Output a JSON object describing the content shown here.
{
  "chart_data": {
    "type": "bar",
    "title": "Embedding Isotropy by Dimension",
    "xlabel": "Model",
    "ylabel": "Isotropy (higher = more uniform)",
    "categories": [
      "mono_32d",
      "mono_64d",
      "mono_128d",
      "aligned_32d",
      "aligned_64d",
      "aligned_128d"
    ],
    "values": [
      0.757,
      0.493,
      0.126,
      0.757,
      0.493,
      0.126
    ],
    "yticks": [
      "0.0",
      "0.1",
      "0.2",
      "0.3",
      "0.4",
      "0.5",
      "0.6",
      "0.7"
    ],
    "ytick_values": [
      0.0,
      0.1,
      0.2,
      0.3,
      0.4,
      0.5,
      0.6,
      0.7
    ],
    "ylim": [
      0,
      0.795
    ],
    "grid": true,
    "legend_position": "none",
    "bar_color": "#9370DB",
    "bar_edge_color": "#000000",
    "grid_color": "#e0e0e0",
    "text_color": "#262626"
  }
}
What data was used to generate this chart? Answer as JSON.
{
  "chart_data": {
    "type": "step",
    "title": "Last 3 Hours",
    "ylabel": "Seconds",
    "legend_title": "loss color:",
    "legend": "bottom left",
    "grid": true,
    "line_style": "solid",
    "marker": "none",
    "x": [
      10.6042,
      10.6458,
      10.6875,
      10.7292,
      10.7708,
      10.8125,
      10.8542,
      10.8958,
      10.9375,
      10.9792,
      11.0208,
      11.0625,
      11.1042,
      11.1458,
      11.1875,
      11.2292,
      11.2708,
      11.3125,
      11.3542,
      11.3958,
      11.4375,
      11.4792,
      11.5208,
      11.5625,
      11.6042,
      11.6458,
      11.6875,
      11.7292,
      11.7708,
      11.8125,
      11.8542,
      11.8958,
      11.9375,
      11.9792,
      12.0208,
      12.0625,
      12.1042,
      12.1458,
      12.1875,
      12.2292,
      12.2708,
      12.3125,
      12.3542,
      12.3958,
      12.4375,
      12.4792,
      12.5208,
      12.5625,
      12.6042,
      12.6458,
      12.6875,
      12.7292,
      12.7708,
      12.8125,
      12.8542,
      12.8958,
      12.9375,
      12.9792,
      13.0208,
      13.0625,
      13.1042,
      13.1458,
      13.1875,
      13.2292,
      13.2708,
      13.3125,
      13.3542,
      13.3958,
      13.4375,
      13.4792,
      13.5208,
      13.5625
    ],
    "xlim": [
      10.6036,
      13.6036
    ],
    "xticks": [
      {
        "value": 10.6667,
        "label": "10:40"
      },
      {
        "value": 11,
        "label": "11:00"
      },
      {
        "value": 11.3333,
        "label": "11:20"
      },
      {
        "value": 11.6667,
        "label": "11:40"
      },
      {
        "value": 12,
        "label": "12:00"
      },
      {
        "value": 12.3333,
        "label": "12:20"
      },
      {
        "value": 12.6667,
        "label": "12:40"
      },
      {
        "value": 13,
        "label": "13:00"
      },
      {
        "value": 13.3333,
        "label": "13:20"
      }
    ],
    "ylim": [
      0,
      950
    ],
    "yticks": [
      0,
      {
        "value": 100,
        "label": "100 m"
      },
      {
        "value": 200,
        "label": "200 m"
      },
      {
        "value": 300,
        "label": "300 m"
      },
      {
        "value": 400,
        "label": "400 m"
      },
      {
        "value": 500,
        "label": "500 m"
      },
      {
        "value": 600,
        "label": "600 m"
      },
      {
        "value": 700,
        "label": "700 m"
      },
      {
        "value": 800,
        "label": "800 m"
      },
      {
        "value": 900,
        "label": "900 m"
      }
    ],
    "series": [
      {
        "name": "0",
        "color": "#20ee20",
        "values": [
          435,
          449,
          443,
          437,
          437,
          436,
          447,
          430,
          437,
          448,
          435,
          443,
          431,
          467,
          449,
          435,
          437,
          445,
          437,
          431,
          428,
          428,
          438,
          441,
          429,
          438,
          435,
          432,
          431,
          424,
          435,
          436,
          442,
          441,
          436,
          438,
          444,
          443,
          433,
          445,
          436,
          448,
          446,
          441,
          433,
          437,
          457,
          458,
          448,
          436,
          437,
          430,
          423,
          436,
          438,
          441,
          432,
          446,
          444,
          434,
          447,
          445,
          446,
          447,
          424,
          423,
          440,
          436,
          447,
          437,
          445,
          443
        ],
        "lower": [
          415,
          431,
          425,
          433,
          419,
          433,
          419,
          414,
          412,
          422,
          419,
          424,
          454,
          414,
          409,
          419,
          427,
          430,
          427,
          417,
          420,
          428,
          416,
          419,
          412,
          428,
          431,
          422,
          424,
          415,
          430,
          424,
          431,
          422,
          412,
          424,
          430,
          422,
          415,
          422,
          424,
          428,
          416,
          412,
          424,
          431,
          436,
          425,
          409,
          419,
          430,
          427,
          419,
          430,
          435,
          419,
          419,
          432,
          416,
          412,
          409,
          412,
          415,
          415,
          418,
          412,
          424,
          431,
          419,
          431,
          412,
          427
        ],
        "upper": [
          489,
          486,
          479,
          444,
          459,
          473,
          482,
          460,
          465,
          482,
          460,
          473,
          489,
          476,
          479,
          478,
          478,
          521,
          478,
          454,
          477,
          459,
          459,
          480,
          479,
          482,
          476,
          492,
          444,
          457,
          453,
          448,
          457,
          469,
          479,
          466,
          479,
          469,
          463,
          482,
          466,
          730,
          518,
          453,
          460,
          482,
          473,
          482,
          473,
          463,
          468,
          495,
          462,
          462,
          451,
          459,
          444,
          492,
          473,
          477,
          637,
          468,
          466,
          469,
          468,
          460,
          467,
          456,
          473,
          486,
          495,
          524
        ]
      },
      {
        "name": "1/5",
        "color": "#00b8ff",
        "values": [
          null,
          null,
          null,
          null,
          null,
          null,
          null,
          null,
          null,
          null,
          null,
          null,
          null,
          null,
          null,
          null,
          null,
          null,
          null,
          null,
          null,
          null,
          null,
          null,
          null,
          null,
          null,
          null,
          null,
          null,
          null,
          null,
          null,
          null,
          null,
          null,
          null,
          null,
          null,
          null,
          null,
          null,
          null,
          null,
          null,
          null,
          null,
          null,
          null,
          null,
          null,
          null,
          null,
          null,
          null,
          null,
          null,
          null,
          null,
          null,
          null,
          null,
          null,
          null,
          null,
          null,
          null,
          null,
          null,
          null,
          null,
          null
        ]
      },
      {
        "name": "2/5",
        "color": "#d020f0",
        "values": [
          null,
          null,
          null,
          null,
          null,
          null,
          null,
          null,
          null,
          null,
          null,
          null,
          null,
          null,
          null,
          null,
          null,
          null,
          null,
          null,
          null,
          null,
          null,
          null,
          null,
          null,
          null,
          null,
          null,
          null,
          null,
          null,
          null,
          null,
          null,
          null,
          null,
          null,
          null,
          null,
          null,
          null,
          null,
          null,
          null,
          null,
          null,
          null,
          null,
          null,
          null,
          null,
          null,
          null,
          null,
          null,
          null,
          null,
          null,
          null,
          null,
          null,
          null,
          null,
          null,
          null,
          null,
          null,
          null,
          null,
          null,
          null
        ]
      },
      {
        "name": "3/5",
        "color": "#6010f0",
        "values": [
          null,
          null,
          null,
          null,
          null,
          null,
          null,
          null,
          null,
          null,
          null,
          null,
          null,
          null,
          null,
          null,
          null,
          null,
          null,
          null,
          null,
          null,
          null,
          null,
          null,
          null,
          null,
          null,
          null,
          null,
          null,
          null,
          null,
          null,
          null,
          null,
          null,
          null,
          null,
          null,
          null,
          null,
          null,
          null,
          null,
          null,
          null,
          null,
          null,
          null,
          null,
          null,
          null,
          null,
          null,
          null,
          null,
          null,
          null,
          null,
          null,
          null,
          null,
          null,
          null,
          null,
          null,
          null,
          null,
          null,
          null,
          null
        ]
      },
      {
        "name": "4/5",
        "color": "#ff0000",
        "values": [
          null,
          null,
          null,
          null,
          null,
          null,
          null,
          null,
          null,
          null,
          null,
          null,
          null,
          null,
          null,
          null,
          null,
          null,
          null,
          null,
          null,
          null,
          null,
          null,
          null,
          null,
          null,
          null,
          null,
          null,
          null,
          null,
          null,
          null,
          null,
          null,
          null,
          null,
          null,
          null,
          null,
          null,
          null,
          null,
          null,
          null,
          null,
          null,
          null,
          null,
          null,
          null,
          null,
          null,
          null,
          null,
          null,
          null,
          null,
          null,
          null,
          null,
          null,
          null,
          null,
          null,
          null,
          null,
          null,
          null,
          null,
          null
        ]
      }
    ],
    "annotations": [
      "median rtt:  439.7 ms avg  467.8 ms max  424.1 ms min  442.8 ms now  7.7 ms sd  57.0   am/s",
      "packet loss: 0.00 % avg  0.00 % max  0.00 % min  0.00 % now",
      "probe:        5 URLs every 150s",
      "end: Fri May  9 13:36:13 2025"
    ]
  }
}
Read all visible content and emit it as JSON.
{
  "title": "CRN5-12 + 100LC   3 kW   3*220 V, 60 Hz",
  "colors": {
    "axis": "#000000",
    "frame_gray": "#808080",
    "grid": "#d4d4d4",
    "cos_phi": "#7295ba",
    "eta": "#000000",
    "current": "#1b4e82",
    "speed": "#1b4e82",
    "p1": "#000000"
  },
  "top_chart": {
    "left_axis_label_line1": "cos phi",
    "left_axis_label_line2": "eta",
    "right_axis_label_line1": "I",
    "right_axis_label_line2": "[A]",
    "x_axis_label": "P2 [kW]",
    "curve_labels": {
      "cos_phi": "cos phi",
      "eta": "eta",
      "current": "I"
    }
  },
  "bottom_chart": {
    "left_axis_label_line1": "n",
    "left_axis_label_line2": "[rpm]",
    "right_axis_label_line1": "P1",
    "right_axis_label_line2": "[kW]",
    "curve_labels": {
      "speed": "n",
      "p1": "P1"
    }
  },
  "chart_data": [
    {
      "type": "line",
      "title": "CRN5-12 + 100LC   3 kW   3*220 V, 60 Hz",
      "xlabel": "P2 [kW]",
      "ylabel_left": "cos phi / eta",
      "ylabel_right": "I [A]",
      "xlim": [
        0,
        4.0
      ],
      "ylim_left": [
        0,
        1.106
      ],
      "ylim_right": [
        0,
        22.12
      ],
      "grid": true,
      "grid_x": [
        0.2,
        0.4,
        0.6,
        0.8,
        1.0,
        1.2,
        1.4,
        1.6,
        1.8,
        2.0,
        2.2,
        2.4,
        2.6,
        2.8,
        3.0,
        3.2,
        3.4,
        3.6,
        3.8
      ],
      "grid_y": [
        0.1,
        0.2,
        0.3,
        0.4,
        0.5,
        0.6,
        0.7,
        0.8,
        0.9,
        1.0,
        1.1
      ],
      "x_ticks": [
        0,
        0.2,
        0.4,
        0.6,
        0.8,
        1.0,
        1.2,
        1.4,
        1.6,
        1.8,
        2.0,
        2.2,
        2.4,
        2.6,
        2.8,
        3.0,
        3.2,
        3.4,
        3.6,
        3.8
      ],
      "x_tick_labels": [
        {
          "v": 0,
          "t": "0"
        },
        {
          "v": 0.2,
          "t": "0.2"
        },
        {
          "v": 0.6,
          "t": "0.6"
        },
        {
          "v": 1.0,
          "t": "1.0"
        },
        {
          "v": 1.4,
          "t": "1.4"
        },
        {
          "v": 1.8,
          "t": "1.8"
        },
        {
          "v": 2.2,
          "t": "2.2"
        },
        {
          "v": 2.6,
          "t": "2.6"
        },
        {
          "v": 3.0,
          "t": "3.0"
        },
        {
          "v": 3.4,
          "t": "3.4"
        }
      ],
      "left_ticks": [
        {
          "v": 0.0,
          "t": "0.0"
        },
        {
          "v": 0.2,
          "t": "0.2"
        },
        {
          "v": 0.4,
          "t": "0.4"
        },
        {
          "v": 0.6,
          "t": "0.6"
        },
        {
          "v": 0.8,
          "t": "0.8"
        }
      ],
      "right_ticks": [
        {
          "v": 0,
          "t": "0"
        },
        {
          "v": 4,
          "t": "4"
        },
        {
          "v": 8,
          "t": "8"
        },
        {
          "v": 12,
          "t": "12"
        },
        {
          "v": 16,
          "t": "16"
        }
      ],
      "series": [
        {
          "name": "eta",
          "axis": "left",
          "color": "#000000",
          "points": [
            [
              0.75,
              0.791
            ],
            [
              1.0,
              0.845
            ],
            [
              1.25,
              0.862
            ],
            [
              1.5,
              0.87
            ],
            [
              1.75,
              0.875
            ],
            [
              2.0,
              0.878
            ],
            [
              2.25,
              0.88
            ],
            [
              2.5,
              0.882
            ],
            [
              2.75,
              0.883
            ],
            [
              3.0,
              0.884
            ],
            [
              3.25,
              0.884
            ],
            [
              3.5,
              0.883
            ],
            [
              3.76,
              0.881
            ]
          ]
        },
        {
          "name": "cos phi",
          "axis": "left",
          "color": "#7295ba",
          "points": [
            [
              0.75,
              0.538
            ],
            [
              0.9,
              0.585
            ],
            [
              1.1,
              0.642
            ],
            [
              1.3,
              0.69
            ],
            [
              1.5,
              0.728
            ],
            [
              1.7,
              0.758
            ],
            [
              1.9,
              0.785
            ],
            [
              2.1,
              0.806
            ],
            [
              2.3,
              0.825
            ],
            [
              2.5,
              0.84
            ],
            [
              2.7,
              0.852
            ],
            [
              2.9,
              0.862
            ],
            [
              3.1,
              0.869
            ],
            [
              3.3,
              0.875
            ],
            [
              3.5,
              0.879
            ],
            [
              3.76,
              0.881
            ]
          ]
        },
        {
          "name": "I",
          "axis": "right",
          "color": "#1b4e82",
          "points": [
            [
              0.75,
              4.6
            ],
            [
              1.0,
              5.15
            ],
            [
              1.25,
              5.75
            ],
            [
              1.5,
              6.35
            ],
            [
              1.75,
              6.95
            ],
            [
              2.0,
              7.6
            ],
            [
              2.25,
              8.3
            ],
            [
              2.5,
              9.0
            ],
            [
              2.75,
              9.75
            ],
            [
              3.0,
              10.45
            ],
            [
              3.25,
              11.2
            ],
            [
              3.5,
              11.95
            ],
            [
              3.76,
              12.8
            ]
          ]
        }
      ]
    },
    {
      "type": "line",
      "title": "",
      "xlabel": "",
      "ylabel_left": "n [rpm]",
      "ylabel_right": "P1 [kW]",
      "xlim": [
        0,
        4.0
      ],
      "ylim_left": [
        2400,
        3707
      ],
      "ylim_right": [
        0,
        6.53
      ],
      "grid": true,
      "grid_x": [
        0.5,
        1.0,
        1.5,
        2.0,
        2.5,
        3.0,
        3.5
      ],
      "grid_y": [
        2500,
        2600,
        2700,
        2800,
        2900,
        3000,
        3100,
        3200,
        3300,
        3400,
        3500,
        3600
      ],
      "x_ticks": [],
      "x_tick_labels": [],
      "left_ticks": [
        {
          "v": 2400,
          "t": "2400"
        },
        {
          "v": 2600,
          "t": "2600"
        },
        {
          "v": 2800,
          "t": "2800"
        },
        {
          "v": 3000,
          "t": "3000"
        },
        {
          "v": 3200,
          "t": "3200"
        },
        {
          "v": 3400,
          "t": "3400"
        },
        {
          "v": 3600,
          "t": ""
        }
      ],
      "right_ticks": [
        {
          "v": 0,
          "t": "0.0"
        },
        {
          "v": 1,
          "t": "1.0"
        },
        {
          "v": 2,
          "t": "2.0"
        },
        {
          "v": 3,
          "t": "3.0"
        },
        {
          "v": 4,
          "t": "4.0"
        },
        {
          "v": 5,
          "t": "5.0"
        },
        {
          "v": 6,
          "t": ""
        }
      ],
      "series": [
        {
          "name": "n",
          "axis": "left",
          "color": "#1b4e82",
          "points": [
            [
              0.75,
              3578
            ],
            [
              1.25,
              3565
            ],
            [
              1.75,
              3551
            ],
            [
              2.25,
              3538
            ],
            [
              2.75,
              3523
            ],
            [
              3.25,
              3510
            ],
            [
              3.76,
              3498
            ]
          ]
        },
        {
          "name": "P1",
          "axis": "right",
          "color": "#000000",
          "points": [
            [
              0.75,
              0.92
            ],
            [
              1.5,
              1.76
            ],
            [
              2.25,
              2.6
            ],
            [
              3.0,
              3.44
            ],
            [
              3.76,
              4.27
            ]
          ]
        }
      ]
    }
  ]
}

______

REQUIRED WORK =
Consider the entries above and return each line with the string "type".

RESPONSE TO THIS EXERCISE =
    "type": "bar",
    "type": "step",
      "type": "line",
      "type": "line",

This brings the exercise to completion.